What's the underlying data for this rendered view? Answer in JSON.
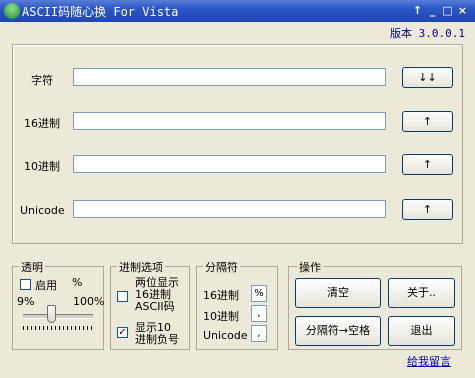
{
  "window": {
    "title": "ASCII码随心换 For Vista",
    "controls": [
      "↑",
      "_",
      "□",
      "×"
    ]
  },
  "version": "版本 3.0.0.1",
  "rows": [
    {
      "label": "字符",
      "value": "",
      "button": "↓↓"
    },
    {
      "label": "16进制",
      "value": "",
      "button": "↑"
    },
    {
      "label": "10进制",
      "value": "",
      "button": "↑"
    },
    {
      "label": "Unicode",
      "value": "",
      "button": "↑"
    }
  ],
  "transparency": {
    "legend": "透明",
    "enable_label": "启用",
    "enabled": false,
    "percent_sign": "%",
    "min_label": "9%",
    "max_label": "100%",
    "level": 0.4
  },
  "options": {
    "legend": "进制选项",
    "show_two_digit_label": "两位显示16进制ASCII码",
    "show_two_digit_lines": [
      "两位显示",
      "16进制",
      "ASCII码"
    ],
    "show_two_digit_checked": false,
    "show_negative_label": "显示10进制负号",
    "show_negative_lines": [
      "显示10",
      "进制负号"
    ],
    "show_negative_checked": true
  },
  "separator": {
    "legend": "分隔符",
    "items": [
      {
        "label": "16进制",
        "value": "%"
      },
      {
        "label": "10进制",
        "value": ","
      },
      {
        "label": "Unicode",
        "value": ","
      }
    ]
  },
  "operations": {
    "legend": "操作",
    "clear": "清空",
    "about": "关于..",
    "sep_to_space": "分隔符→空格",
    "exit": "退出"
  },
  "feedback_link": "给我留言"
}
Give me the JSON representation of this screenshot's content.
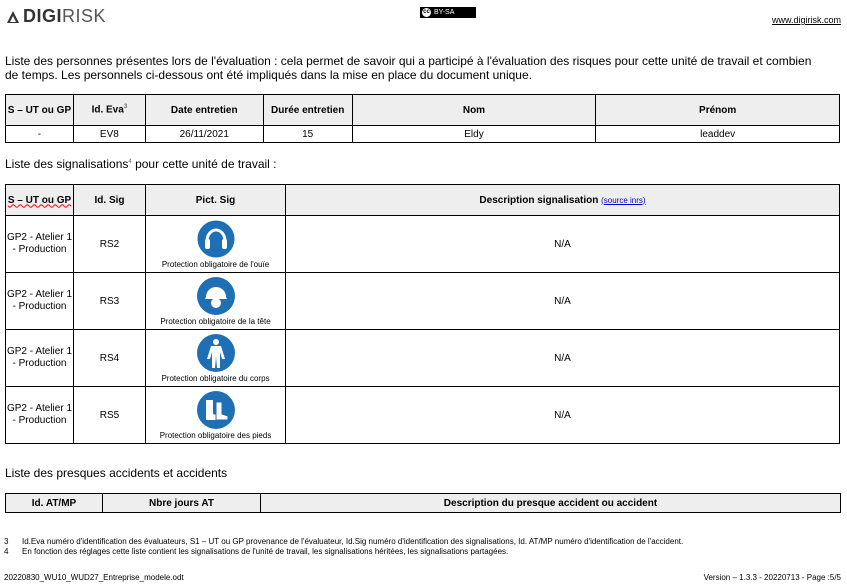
{
  "header": {
    "logo_bold": "DIGI",
    "logo_light": "RISK",
    "license": "BY-SA",
    "website": "www.digirisk.com"
  },
  "intro_text": "Liste des personnes présentes lors de l'évaluation : cela permet de savoir qui a participé à l'évaluation des risques pour cette unité de travail et combien de temps. Les personnels ci-dessous ont été impliqués dans la mise en place du document unique.",
  "persons_table": {
    "headers": [
      "S – UT ou GP",
      "Id. Eva",
      "Date entretien",
      "Durée entretien",
      "Nom",
      "Prénom"
    ],
    "id_eva_sup": "3",
    "rows": [
      [
        "-",
        "EV8",
        "26/11/2021",
        "15",
        "Eldy",
        "leaddev"
      ]
    ]
  },
  "signals_text": "Liste des signalisations",
  "signals_sup": "4",
  "signals_text_after": " pour cette unité de travail :",
  "signals_table": {
    "headers": [
      "S – UT ou GP",
      "Id. Sig",
      "Pict. Sig",
      "Description signalisation"
    ],
    "source_link": "(source inrs)",
    "rows": [
      {
        "ut": "GP2 - Atelier 1 - Production",
        "id": "RS2",
        "icon": "ear-protection-icon",
        "label": "Protection obligatoire de l'ouïe",
        "desc": "N/A"
      },
      {
        "ut": "GP2 - Atelier 1 - Production",
        "id": "RS3",
        "icon": "head-protection-icon",
        "label": "Protection obligatoire de la tête",
        "desc": "N/A"
      },
      {
        "ut": "GP2 - Atelier 1 - Production",
        "id": "RS4",
        "icon": "body-protection-icon",
        "label": "Protection obligatoire du corps",
        "desc": "N/A"
      },
      {
        "ut": "GP2 - Atelier 1 - Production",
        "id": "RS5",
        "icon": "foot-protection-icon",
        "label": "Protection obligatoire des pieds",
        "desc": "N/A"
      }
    ]
  },
  "accidents_text": "Liste des presques accidents et accidents",
  "accidents_table": {
    "headers": [
      "Id. AT/MP",
      "Nbre jours AT",
      "Description du presque accident ou accident"
    ]
  },
  "footnotes": [
    {
      "n": "3",
      "text": "Id.Eva numéro d'identification des évaluateurs, S1 – UT ou GP provenance de l'évaluateur, Id.Sig numéro d'identification des signalisations, Id. AT/MP numéro d'identification de l'accident."
    },
    {
      "n": "4",
      "text": "En fonction des réglages cette liste contient les signalisations de l'unité de travail, les signalisations héritées, les signalisations partagées."
    }
  ],
  "footer": {
    "filename": "20220830_WU10_WUD27_Entreprise_modele.odt",
    "version": "Version – 1.3.3 - 20220713 - Page :5/5"
  },
  "colors": {
    "sign_blue": "#1f6fb5",
    "header_bg": "#eeeeee"
  }
}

_ _ _ _

#### [PROBLEM TO WORK ON]
Lines containing the word "obligatoire" must all be returned from the material above.

#### [TASK RESULT]
        "label": "Protection obligatoire de l'ouïe",
        "label": "Protection obligatoire de la tête",
        "label": "Protection obligatoire du corps",
        "label": "Protection obligatoire des pieds",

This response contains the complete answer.